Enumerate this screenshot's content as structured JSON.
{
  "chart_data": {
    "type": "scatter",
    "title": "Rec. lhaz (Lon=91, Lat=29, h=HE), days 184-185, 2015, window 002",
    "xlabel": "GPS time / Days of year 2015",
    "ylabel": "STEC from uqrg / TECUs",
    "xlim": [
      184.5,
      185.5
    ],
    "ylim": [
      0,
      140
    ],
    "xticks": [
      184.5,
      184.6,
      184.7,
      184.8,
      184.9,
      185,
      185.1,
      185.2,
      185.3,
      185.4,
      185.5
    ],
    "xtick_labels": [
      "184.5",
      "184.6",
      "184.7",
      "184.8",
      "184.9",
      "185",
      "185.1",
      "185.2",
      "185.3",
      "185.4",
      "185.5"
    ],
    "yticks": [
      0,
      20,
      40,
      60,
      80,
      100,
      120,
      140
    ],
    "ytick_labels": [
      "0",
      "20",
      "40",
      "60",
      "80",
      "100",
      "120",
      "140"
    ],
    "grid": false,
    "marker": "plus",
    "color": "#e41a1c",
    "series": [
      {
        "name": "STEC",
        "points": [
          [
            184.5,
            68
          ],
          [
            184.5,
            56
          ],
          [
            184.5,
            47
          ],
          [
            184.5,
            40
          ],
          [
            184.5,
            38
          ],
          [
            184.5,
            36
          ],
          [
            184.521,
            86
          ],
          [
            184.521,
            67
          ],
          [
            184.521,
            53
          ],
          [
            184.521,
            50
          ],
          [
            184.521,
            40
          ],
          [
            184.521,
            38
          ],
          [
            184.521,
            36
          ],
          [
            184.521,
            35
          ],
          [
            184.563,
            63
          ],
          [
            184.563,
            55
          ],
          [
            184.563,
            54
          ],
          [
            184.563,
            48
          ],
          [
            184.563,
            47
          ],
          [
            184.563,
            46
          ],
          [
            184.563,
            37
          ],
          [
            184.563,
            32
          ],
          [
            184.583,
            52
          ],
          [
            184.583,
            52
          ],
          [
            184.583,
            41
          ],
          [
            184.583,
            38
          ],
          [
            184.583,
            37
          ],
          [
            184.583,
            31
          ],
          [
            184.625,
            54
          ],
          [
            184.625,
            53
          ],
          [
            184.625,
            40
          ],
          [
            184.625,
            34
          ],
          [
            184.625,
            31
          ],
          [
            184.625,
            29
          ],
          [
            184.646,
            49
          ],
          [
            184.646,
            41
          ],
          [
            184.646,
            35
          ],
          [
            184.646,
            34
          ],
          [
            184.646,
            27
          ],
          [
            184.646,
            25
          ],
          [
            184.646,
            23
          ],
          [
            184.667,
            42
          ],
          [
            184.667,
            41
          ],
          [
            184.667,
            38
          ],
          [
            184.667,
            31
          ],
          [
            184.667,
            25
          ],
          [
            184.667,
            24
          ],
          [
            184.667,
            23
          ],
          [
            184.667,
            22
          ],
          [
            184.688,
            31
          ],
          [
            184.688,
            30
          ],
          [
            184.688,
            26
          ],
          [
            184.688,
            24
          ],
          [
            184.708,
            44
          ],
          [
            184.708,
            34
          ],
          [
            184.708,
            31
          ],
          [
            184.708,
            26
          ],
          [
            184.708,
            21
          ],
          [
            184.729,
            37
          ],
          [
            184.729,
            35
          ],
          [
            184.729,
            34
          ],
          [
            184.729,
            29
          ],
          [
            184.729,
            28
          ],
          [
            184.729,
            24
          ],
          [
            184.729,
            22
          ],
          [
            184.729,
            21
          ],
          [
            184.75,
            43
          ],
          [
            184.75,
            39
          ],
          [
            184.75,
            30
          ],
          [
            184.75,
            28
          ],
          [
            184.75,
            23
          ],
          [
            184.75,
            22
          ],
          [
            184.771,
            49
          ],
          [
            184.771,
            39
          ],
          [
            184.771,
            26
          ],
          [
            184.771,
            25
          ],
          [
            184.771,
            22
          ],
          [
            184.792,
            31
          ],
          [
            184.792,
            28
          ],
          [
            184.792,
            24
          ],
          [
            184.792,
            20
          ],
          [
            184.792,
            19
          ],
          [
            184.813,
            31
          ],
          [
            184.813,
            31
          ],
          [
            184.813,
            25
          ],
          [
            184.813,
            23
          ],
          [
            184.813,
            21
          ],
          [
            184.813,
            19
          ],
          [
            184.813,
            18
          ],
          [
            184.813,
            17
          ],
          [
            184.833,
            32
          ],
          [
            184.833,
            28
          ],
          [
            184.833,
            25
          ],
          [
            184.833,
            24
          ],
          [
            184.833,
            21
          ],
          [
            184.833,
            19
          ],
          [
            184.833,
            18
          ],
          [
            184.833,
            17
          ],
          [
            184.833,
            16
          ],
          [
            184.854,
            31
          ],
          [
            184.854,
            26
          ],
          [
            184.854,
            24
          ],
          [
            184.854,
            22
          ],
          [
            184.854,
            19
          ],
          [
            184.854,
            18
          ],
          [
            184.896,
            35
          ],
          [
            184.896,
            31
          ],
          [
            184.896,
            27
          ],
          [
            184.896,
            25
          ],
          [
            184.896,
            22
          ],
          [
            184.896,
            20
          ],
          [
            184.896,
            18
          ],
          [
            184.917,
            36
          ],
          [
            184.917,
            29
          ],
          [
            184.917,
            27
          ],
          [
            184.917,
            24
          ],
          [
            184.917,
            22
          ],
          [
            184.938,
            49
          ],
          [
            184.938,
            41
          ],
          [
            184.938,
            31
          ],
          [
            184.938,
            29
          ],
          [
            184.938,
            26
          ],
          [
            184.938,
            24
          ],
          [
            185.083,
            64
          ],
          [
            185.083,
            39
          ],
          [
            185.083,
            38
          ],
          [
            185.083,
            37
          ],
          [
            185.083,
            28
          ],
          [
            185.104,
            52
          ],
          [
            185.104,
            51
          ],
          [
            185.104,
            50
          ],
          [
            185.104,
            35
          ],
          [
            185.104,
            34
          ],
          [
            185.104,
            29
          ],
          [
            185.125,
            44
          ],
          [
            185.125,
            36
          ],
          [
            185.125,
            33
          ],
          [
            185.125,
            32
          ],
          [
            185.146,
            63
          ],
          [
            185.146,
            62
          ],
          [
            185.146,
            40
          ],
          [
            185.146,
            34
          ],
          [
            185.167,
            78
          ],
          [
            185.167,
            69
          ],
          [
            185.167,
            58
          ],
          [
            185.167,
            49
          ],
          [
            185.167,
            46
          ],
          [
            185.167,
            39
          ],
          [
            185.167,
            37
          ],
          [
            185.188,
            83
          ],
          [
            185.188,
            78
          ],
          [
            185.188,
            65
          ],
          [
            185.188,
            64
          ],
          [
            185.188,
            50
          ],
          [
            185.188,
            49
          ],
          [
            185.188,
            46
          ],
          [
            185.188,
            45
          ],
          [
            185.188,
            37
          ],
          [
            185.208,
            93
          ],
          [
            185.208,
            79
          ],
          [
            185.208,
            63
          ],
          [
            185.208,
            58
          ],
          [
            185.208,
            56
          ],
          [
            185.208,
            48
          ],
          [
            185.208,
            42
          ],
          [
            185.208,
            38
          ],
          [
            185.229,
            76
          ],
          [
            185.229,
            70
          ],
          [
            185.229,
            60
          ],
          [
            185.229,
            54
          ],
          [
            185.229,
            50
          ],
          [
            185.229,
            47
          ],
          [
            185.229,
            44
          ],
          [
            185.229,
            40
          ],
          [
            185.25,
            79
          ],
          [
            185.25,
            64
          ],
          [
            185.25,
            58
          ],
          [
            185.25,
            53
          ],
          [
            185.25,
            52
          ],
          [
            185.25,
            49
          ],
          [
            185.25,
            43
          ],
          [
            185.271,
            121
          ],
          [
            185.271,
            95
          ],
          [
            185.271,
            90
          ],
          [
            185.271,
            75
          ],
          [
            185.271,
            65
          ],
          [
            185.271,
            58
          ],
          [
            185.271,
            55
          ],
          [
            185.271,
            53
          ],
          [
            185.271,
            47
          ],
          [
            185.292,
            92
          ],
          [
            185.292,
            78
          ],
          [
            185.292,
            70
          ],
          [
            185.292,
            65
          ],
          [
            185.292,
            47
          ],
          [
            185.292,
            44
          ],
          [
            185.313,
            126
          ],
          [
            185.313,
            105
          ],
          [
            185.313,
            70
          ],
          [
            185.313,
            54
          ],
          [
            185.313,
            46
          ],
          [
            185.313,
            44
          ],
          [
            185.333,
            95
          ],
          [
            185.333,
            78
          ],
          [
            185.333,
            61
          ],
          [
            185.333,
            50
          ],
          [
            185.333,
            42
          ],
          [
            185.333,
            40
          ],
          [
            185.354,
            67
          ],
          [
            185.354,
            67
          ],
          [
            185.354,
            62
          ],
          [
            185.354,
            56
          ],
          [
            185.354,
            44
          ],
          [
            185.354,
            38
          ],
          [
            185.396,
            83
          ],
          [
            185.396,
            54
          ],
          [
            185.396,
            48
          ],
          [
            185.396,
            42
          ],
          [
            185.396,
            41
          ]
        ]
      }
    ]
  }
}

********

## Written task
Pick out every line of the listing containing the word "STEC", and show those lines.

## Answer to this exercise
    "ylabel": "STEC from uqrg / TECUs",
        "name": "STEC",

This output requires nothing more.